Activity » The data should be duplicated exactly, with every word kept as it is.

-------- Supplied material

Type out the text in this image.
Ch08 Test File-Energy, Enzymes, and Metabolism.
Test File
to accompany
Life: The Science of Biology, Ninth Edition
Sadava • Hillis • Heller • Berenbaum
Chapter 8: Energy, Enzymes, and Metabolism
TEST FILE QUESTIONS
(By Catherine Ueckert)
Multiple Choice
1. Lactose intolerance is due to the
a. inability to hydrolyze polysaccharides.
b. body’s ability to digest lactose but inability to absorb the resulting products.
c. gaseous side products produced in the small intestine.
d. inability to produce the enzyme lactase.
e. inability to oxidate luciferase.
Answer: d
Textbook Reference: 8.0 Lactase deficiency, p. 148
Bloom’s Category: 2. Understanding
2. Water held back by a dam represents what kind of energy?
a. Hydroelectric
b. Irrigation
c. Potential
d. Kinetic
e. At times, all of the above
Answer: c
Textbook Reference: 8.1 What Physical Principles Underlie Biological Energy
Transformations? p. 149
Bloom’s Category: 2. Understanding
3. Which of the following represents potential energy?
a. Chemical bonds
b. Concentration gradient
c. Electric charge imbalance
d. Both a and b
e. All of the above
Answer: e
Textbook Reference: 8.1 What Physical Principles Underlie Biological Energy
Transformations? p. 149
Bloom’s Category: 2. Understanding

----------------

Reply »
Type out the text in this image.
Ch08 Test File-Energy, Enzymes, and Metabolism.
Test File
to accompany
Life: The Science of Biology, Ninth Edition
Sadava • Hillis • Heller • Berenbaum
Chapter 8: Energy, Enzymes, and Metabolism
TEST FILE QUESTIONS
(By Catherine Ueckert)
Multiple Choice
1. Lactose intolerance is due to the
a. inability to hydrolyze polysaccharides.
b. body’s ability to digest lactose but inability to absorb the resulting products.
c. gaseous side products produced in the small intestine.
d. inability to produce the enzyme lactase.
e. inability to oxidate luciferase.
Answer: d
Textbook Reference: 8.0 Lactase deficiency, p. 148
Bloom’s Category: 2. Understanding
2. Water held back by a dam represents what kind of energy?
a. Hydroelectric
b. Irrigation
c. Potential
d. Kinetic
e. At times, all of the above
Answer: c
Textbook Reference: 8.1 What Physical Principles Underlie Biological Energy
Transformations? p. 149
Bloom’s Category: 2. Understanding
3. Which of the following represents potential energy?
a. Chemical bonds
b. Concentration gradient
c. Electric charge imbalance
d. Both a and b
e. All of the above
Answer: e
Textbook Reference: 8.1 What Physical Principles Underlie Biological Energy
Transformations? p. 149
Bloom’s Category: 2. Understanding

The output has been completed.